| GIVEN REQUEST |
Everything from the line containing "Parse this screenshot: output" to the line containing "Convert this screenshot", both lines included, must be copied exactly; nothing else should be.

| INPUT RECORDS |
####################

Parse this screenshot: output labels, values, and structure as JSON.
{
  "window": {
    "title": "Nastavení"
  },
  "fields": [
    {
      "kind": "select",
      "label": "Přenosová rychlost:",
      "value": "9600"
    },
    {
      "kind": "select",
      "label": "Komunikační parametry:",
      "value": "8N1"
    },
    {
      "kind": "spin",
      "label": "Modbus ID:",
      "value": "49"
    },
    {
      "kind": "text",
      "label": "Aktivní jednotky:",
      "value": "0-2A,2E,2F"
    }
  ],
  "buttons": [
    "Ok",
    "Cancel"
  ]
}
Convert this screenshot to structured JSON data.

####################

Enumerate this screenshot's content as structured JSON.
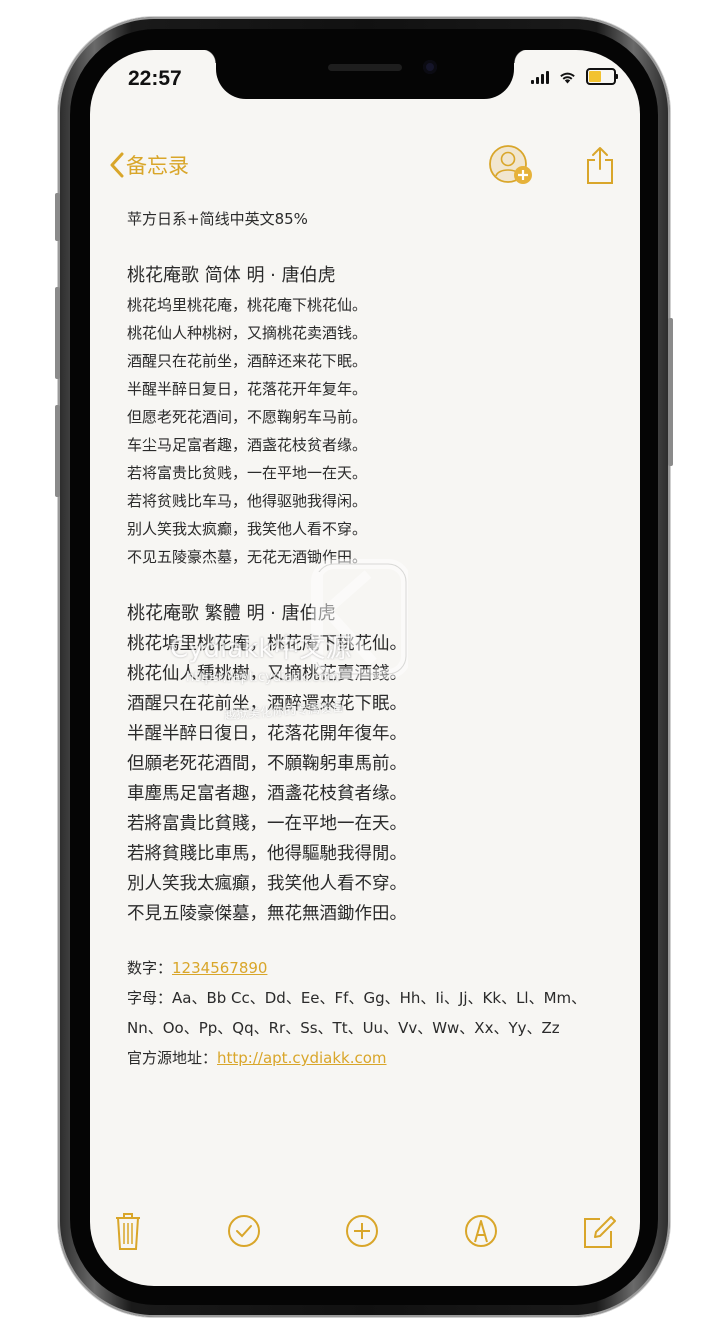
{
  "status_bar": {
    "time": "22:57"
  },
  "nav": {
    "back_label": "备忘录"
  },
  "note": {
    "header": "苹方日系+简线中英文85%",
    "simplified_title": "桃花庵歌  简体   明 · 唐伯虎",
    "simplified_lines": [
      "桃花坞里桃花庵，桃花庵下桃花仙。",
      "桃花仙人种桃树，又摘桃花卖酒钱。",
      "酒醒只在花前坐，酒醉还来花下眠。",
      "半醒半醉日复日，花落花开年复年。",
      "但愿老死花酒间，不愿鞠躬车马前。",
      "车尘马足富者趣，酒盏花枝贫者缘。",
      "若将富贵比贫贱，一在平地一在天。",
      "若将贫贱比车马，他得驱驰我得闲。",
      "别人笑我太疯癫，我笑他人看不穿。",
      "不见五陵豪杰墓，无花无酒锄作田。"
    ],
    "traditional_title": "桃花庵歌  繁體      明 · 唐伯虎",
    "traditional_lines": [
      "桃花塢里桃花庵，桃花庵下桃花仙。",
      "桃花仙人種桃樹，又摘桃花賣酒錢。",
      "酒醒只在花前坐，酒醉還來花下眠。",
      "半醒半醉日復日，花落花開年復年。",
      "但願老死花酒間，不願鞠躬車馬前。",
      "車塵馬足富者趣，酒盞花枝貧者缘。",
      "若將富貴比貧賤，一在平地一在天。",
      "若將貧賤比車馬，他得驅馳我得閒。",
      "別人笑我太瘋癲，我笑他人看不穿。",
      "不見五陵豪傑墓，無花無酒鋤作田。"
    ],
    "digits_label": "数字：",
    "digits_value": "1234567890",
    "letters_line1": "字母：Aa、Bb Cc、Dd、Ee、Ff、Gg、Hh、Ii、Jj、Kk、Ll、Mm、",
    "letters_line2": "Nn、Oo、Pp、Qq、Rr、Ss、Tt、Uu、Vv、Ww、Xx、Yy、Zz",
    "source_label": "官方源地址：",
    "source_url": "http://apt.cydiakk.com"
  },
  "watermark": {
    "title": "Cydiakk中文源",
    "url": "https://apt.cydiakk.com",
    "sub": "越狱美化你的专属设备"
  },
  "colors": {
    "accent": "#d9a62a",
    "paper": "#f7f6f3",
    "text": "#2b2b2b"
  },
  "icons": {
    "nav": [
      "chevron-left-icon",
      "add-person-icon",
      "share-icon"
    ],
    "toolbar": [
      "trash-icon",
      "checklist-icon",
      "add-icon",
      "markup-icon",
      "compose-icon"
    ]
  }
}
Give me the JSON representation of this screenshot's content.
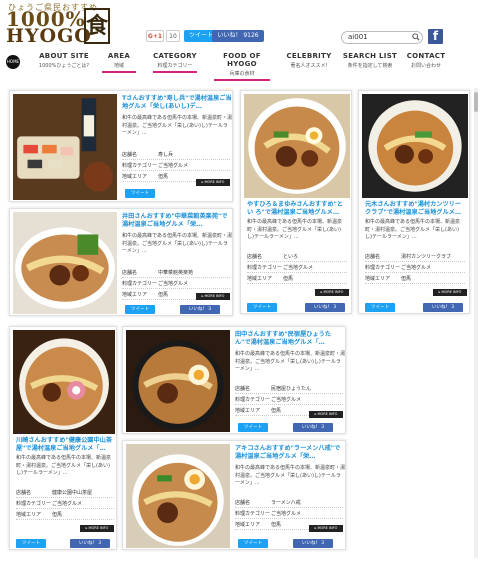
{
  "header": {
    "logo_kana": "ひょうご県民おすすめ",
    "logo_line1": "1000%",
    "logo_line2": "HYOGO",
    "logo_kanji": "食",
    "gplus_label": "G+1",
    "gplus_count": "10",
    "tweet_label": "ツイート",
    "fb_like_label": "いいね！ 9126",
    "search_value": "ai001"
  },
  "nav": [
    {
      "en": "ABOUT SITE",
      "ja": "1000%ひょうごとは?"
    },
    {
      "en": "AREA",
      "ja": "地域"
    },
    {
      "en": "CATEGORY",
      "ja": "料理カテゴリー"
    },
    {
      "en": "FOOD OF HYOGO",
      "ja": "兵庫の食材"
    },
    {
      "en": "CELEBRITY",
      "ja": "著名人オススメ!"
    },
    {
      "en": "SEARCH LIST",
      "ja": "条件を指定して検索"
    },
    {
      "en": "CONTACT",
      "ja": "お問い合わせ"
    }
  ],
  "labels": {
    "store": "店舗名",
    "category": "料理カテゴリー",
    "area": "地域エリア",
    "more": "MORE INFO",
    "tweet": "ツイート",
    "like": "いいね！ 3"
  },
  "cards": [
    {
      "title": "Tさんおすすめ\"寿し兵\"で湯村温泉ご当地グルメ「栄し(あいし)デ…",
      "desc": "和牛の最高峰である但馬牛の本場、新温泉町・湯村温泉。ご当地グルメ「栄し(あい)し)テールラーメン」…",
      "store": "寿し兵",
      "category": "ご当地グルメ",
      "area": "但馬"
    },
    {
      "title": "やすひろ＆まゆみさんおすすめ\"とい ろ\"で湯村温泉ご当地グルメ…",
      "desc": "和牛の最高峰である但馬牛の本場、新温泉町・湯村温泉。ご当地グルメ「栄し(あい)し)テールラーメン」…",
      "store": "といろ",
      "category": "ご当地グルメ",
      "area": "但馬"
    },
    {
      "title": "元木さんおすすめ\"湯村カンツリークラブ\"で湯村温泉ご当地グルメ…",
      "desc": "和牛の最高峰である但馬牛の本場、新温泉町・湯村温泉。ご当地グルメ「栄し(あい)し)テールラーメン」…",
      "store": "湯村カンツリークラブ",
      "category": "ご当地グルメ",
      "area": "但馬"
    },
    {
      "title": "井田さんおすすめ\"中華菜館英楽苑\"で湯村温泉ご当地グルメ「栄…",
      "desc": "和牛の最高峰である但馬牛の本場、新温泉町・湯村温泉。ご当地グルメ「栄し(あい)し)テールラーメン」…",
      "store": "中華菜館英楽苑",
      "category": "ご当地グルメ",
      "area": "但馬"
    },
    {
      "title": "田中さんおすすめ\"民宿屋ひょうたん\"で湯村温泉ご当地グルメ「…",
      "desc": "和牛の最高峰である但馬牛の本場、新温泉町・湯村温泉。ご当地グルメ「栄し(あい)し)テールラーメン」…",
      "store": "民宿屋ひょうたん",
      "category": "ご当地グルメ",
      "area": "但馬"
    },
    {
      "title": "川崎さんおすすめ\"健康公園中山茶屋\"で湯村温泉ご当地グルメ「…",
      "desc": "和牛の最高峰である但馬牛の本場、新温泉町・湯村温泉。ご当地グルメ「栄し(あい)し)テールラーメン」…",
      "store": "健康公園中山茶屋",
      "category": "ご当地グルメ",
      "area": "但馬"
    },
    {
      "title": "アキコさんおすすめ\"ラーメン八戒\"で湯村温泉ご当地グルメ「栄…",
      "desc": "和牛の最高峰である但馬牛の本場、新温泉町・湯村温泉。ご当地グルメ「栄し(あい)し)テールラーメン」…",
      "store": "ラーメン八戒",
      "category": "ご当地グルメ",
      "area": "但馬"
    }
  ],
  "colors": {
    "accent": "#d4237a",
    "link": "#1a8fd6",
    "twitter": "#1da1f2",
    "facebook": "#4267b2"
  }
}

####################

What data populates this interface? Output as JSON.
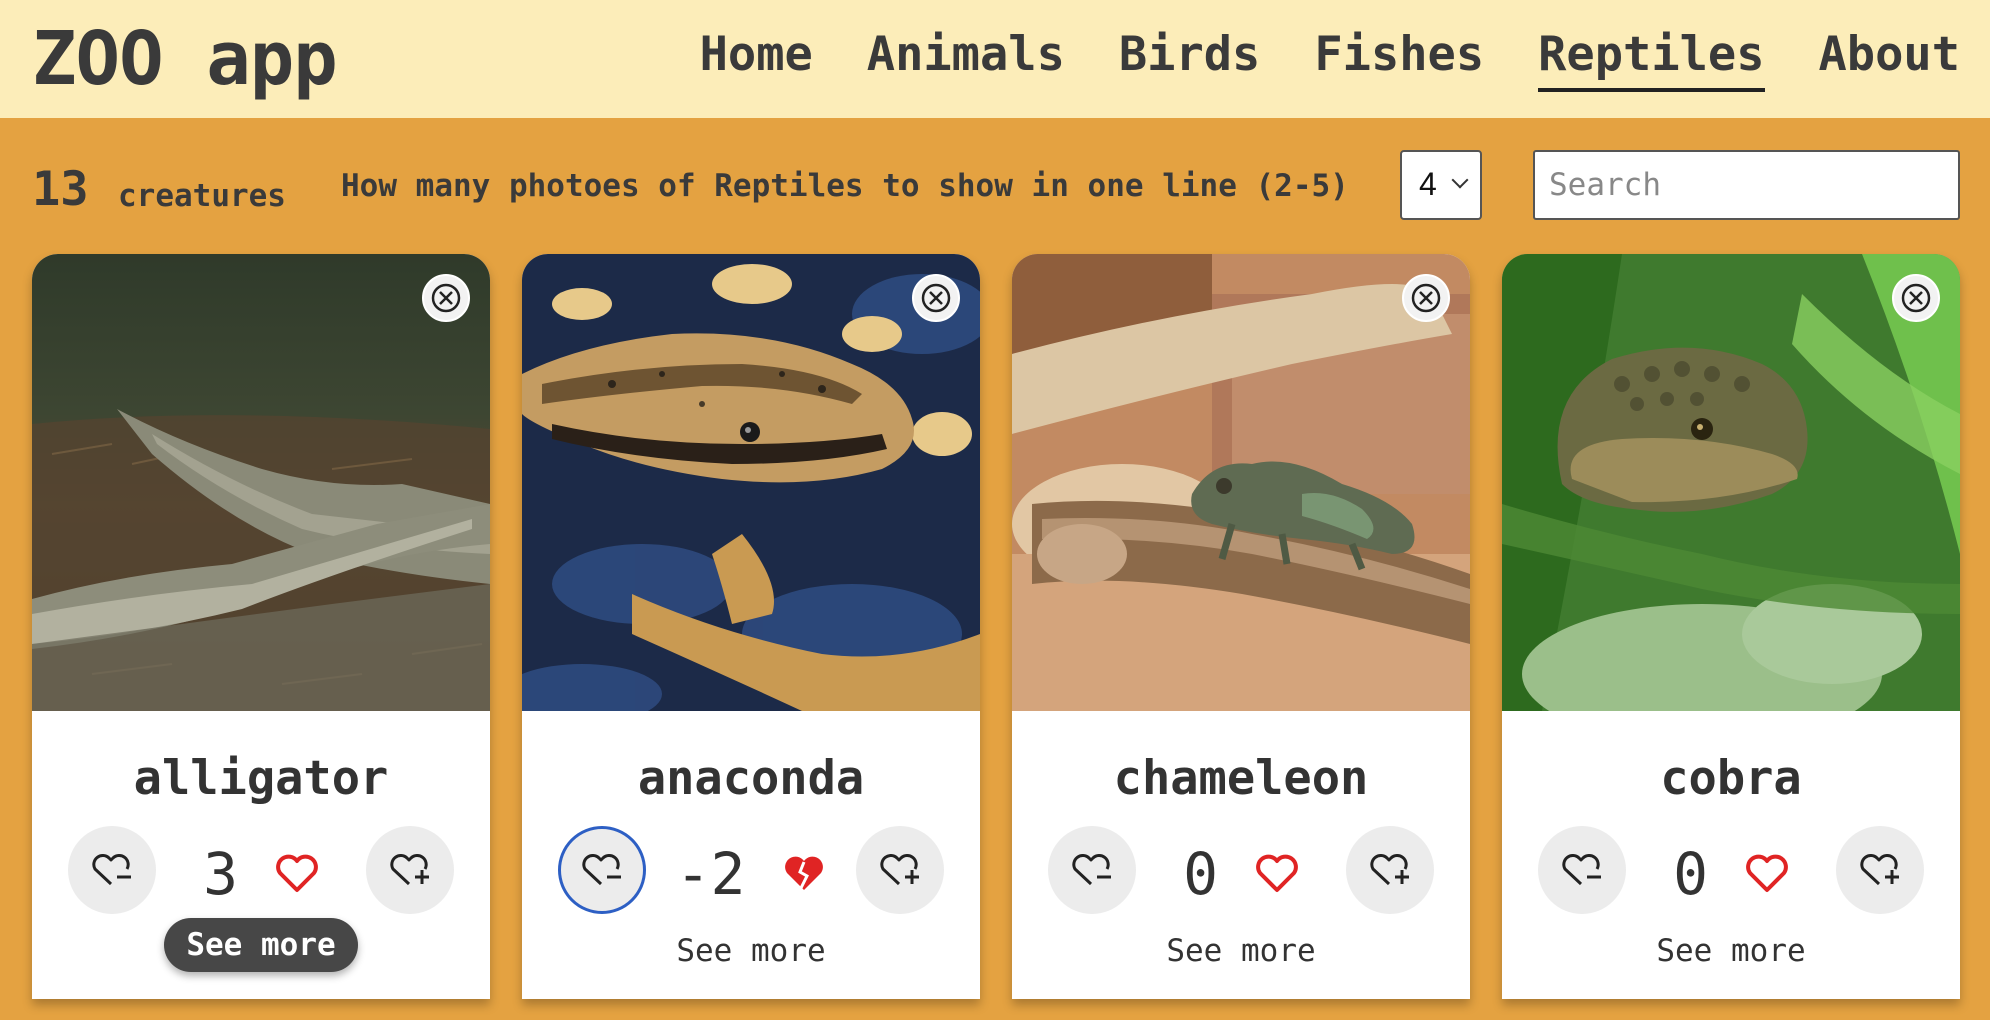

####################

| RESPONSE TO THIS EXERCISE |
Parse this screenshot: output labels, values, and structure as JSON.
{
  "window": {
    "title": "Nastavení"
  },
  "fields": [
    {
      "kind": "select",
      "label": "Přenosová rychlost:",
      "value": "9600"
    },
    {
      "kind": "select",
      "label": "Komunikační parametry:",
      "value": "8N1"
    },
    {
      "kind": "spin",
      "label": "Modbus ID:",
      "value": "49"
    },
    {
      "kind": "text",
      "label": "Aktivní jednotky:",
      "value": "0-2A,2E,2F"
    }
  ],
  "buttons": [
    "Ok",
    "Cancel"
  ]
}
Convert this screenshot to structured JSON data.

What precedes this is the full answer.